The exercise> Find the string "Lima" and gather every line that holds it.

◆ ◆ ◆ ◆

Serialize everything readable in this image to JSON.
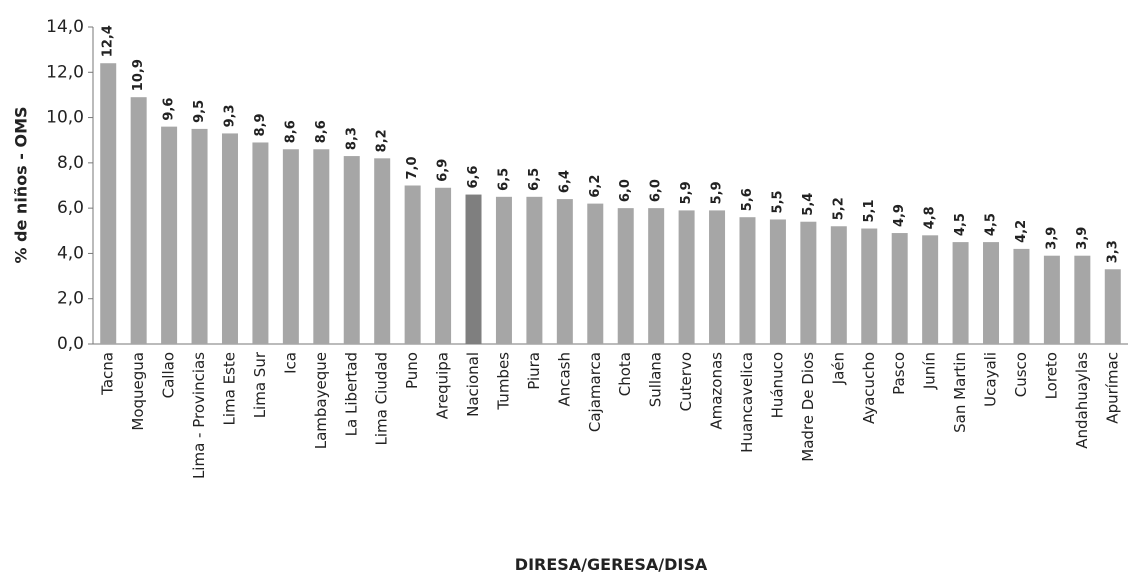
{
  "chart_data": {
    "type": "bar",
    "y_label": "% de niños - OMS",
    "x_label": "DIRESA/GERESA/DISA",
    "categories": [
      "Tacna",
      "Moquegua",
      "Callao",
      "Lima - Provincias",
      "Lima Este",
      "Lima Sur",
      "Ica",
      "Lambayeque",
      "La Libertad",
      "Lima Ciudad",
      "Puno",
      "Arequipa",
      "Nacional",
      "Tumbes",
      "Piura",
      "Ancash",
      "Cajamarca",
      "Chota",
      "Sullana",
      "Cutervo",
      "Amazonas",
      "Huancavelica",
      "Huánuco",
      "Madre De Dios",
      "Jaén",
      "Ayacucho",
      "Pasco",
      "Junín",
      "San Martin",
      "Ucayali",
      "Cusco",
      "Loreto",
      "Andahuaylas",
      "Apurímac"
    ],
    "values": [
      12.4,
      10.9,
      9.6,
      9.5,
      9.3,
      8.9,
      8.6,
      8.6,
      8.3,
      8.2,
      7.0,
      6.9,
      6.6,
      6.5,
      6.5,
      6.4,
      6.2,
      6.0,
      6.0,
      5.9,
      5.9,
      5.6,
      5.5,
      5.4,
      5.2,
      5.1,
      4.9,
      4.8,
      4.5,
      4.5,
      4.2,
      3.9,
      3.9,
      3.3
    ],
    "value_labels": [
      "12,4",
      "10,9",
      "9,6",
      "9,5",
      "9,3",
      "8,9",
      "8,6",
      "8,6",
      "8,3",
      "8,2",
      "7,0",
      "6,9",
      "6,6",
      "6,5",
      "6,5",
      "6,4",
      "6,2",
      "6,0",
      "6,0",
      "5,9",
      "5,9",
      "5,6",
      "5,5",
      "5,4",
      "5,2",
      "5,1",
      "4,9",
      "4,8",
      "4,5",
      "4,5",
      "4,2",
      "3,9",
      "3,9",
      "3,3"
    ],
    "colors": [
      "#a6a6a6",
      "#a6a6a6",
      "#a6a6a6",
      "#a6a6a6",
      "#a6a6a6",
      "#a6a6a6",
      "#a6a6a6",
      "#a6a6a6",
      "#a6a6a6",
      "#a6a6a6",
      "#a6a6a6",
      "#a6a6a6",
      "#7f7f7f",
      "#a6a6a6",
      "#a6a6a6",
      "#a6a6a6",
      "#a6a6a6",
      "#a6a6a6",
      "#a6a6a6",
      "#a6a6a6",
      "#a6a6a6",
      "#a6a6a6",
      "#a6a6a6",
      "#a6a6a6",
      "#a6a6a6",
      "#a6a6a6",
      "#a6a6a6",
      "#a6a6a6",
      "#a6a6a6",
      "#a6a6a6",
      "#a6a6a6",
      "#a6a6a6",
      "#a6a6a6",
      "#a6a6a6"
    ],
    "ylim": [
      0,
      14
    ],
    "yticks": [
      {
        "value": 0,
        "label": "0,0"
      },
      {
        "value": 2,
        "label": "2,0"
      },
      {
        "value": 4,
        "label": "4,0"
      },
      {
        "value": 6,
        "label": "6,0"
      },
      {
        "value": 8,
        "label": "8,0"
      },
      {
        "value": 10,
        "label": "10,0"
      },
      {
        "value": 12,
        "label": "12,0"
      },
      {
        "value": 14,
        "label": "14,0"
      }
    ],
    "grid": false
  }
}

◆ ◆ ◆ ◆

Written response>
      "Lima - Provincias",
      "Lima Este",
      "Lima Sur",
      "Lima Ciudad",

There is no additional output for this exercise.